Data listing
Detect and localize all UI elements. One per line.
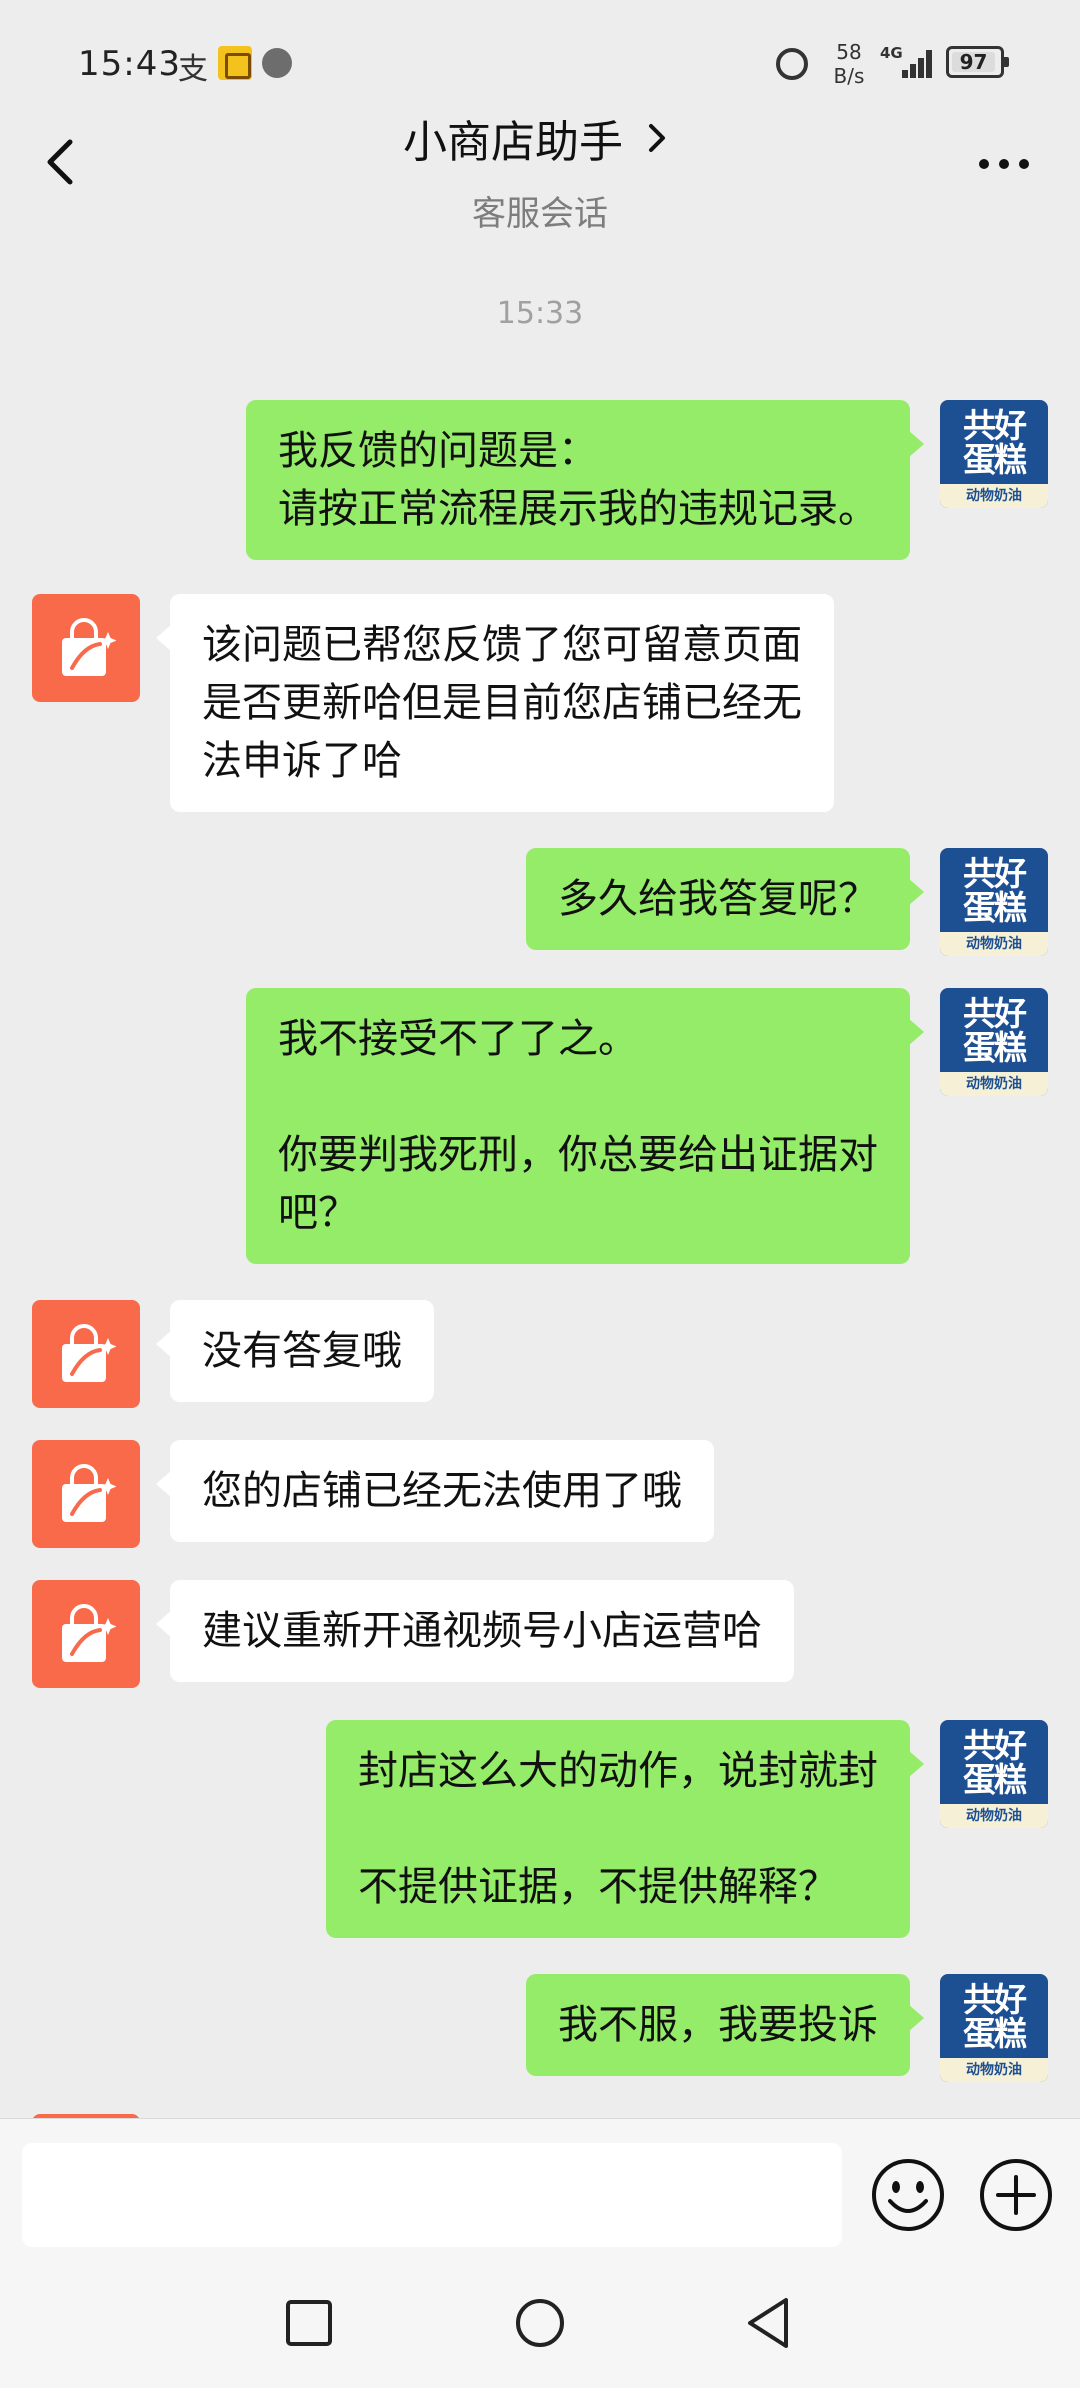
- emoji-button[interactable]: [868, 2155, 948, 2235]
- battery-icon: 97: [946, 46, 1009, 78]
- title-block[interactable]: 小商店助手 客服会话: [240, 106, 840, 235]
- message-timestamp: 15:33: [496, 296, 584, 331]
- more-dots-icon: [979, 159, 1029, 169]
- back-nav-button[interactable]: [734, 2288, 804, 2358]
- home-button[interactable]: [505, 2288, 575, 2358]
- message-bubble[interactable]: 您的店铺已经无法使用了哦: [156, 1440, 714, 1542]
- message-bubble[interactable]: 该问题已帮您反馈了您可留意页面 是否更新哈但是目前您店铺已经无 法申诉了哈: [156, 594, 834, 812]
- emoji-icon: [872, 2159, 944, 2231]
- title-bar: 小商店助手 客服会话: [0, 96, 1080, 234]
- bot-avatar[interactable]: [32, 594, 140, 702]
- user-avatar[interactable]: 共好 蛋糕 动物奶油: [940, 400, 1048, 508]
- chevron-right-icon: [649, 124, 665, 152]
- bot-avatar[interactable]: [32, 1300, 140, 1408]
- chat-title[interactable]: 小商店助手: [403, 106, 677, 170]
- shopping-bag-icon: [62, 618, 116, 676]
- chat-screen: 15:43 支 58 B/s 4G 97 小商店助手 客服会话 15:33 共好…: [0, 0, 1080, 2388]
- system-nav-bar: [0, 2262, 1080, 2388]
- user-avatar[interactable]: 共好 蛋糕 动物奶油: [940, 1974, 1048, 2082]
- back-triangle-icon: [748, 2298, 788, 2348]
- message-input[interactable]: [22, 2143, 842, 2247]
- message-bubble[interactable]: 多久给我答复呢？: [526, 848, 924, 950]
- plus-icon: [980, 2159, 1052, 2231]
- alarm-icon: [776, 48, 808, 80]
- network-type: 4G: [880, 44, 903, 62]
- message-bubble[interactable]: 没有答复哦: [156, 1300, 434, 1402]
- more-button[interactable]: [968, 144, 1040, 184]
- message-bubble[interactable]: 我反馈的问题是： 请按正常流程展示我的违规记录。: [246, 400, 924, 560]
- user-avatar[interactable]: 共好 蛋糕 动物奶油: [940, 848, 1048, 956]
- message-bubble[interactable]: 封店这么大的动作，说封就封 不提供证据，不提供解释？: [326, 1720, 924, 1938]
- voice-icon: [262, 48, 292, 78]
- message-list[interactable]: 15:33 共好 蛋糕 动物奶油 我反馈的问题是： 请按正常流程展示我的违规记录…: [0, 228, 1080, 2140]
- battery-level: 97: [959, 50, 988, 74]
- message-bubble[interactable]: 我不服，我要投诉: [526, 1974, 924, 2076]
- back-button[interactable]: [36, 126, 96, 196]
- bot-avatar[interactable]: [32, 1440, 140, 1548]
- status-time: 15:43: [78, 44, 181, 84]
- input-bar: [0, 2118, 1080, 2262]
- shopping-bag-icon: [62, 1604, 116, 1662]
- network-speed: 58 B/s: [826, 40, 872, 88]
- user-avatar[interactable]: 共好 蛋糕 动物奶油: [940, 1720, 1048, 1828]
- bot-avatar[interactable]: [32, 1580, 140, 1688]
- shopping-bag-icon: [62, 1324, 116, 1382]
- message-bubble[interactable]: 我不接受不了了之。 你要判我死刑，你总要给出证据对 吧？: [246, 988, 924, 1264]
- shopping-bag-icon: [62, 1464, 116, 1522]
- network-speed-value: 58: [836, 40, 862, 64]
- network-speed-unit: B/s: [833, 64, 865, 88]
- user-avatar[interactable]: 共好 蛋糕 动物奶油: [940, 988, 1048, 1096]
- message-bubble[interactable]: 建议重新开通视频号小店运营哈: [156, 1580, 794, 1682]
- home-icon: [516, 2299, 564, 2347]
- alipay-icon: 支: [178, 52, 208, 87]
- chat-title-text: 小商店助手: [403, 117, 623, 168]
- plus-button[interactable]: [976, 2155, 1056, 2235]
- app-badge-icon: [218, 46, 252, 80]
- back-arrow-icon: [47, 139, 73, 185]
- signal-icon: 4G: [880, 44, 932, 80]
- recent-apps-icon: [286, 2300, 332, 2346]
- recent-apps-button[interactable]: [274, 2288, 344, 2358]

What is being asked
Quote every line of the item above word for word, but omit the picture.

Solution below
Detect and localize all UI elements. One per line.
- emoji-button[interactable]: [868, 2155, 948, 2235]
- battery-icon: 97: [946, 46, 1009, 78]
- title-block[interactable]: 小商店助手 客服会话: [240, 106, 840, 235]
- message-timestamp: 15:33: [496, 296, 584, 331]
- more-dots-icon: [979, 159, 1029, 169]
- back-nav-button[interactable]: [734, 2288, 804, 2358]
- home-button[interactable]: [505, 2288, 575, 2358]
- message-bubble[interactable]: 您的店铺已经无法使用了哦: [156, 1440, 714, 1542]
- message-bubble[interactable]: 该问题已帮您反馈了您可留意页面 是否更新哈但是目前您店铺已经无 法申诉了哈: [156, 594, 834, 812]
- emoji-icon: [872, 2159, 944, 2231]
- title-bar: 小商店助手 客服会话: [0, 96, 1080, 234]
- bot-avatar[interactable]: [32, 594, 140, 702]
- user-avatar[interactable]: 共好 蛋糕 动物奶油: [940, 400, 1048, 508]
- chevron-right-icon: [649, 124, 665, 152]
- bot-avatar[interactable]: [32, 1300, 140, 1408]
- chat-title[interactable]: 小商店助手: [403, 106, 677, 170]
- shopping-bag-icon: [62, 618, 116, 676]
- chat-screen: 15:43 支 58 B/s 4G 97 小商店助手 客服会话 15:33 共好…: [0, 0, 1080, 2388]
- system-nav-bar: [0, 2262, 1080, 2388]
- user-avatar[interactable]: 共好 蛋糕 动物奶油: [940, 1974, 1048, 2082]
- back-triangle-icon: [748, 2298, 788, 2348]
- message-input[interactable]: [22, 2143, 842, 2247]
- message-bubble[interactable]: 多久给我答复呢？: [526, 848, 924, 950]
- plus-icon: [980, 2159, 1052, 2231]
- alarm-icon: [776, 48, 808, 80]
- network-type: 4G: [880, 44, 903, 62]
- message-bubble[interactable]: 没有答复哦: [156, 1300, 434, 1402]
- more-button[interactable]: [968, 144, 1040, 184]
- message-bubble[interactable]: 我反馈的问题是： 请按正常流程展示我的违规记录。: [246, 400, 924, 560]
- user-avatar[interactable]: 共好 蛋糕 动物奶油: [940, 848, 1048, 956]
- message-bubble[interactable]: 封店这么大的动作，说封就封 不提供证据，不提供解释？: [326, 1720, 924, 1938]
- voice-icon: [262, 48, 292, 78]
- message-list[interactable]: 15:33 共好 蛋糕 动物奶油 我反馈的问题是： 请按正常流程展示我的违规记录…: [0, 228, 1080, 2140]
- battery-level: 97: [959, 50, 988, 74]
- message-bubble[interactable]: 我不服，我要投诉: [526, 1974, 924, 2076]
- back-button[interactable]: [36, 126, 96, 196]
- bot-avatar[interactable]: [32, 1440, 140, 1548]
- status-time: 15:43: [78, 44, 181, 84]
- input-bar: [0, 2118, 1080, 2262]
- shopping-bag-icon: [62, 1604, 116, 1662]
- network-speed: 58 B/s: [826, 40, 872, 88]
- user-avatar[interactable]: 共好 蛋糕 动物奶油: [940, 1720, 1048, 1828]
- bot-avatar[interactable]: [32, 1580, 140, 1688]
- shopping-bag-icon: [62, 1324, 116, 1382]
- message-bubble[interactable]: 我不接受不了了之。 你要判我死刑，你总要给出证据对 吧？: [246, 988, 924, 1264]
- shopping-bag-icon: [62, 1464, 116, 1522]
- network-speed-value: 58: [836, 40, 862, 64]
- network-speed-unit: B/s: [833, 64, 865, 88]
- user-avatar[interactable]: 共好 蛋糕 动物奶油: [940, 988, 1048, 1096]
- message-bubble[interactable]: 建议重新开通视频号小店运营哈: [156, 1580, 794, 1682]
- home-icon: [516, 2299, 564, 2347]
- alipay-icon: 支: [178, 52, 208, 87]
- chat-title-text: 小商店助手: [403, 117, 623, 168]
- plus-button[interactable]: [976, 2155, 1056, 2235]
- app-badge-icon: [218, 46, 252, 80]
- back-arrow-icon: [47, 139, 73, 185]
- signal-icon: 4G: [880, 44, 932, 80]
- recent-apps-icon: [286, 2300, 332, 2346]
- recent-apps-button[interactable]: [274, 2288, 344, 2358]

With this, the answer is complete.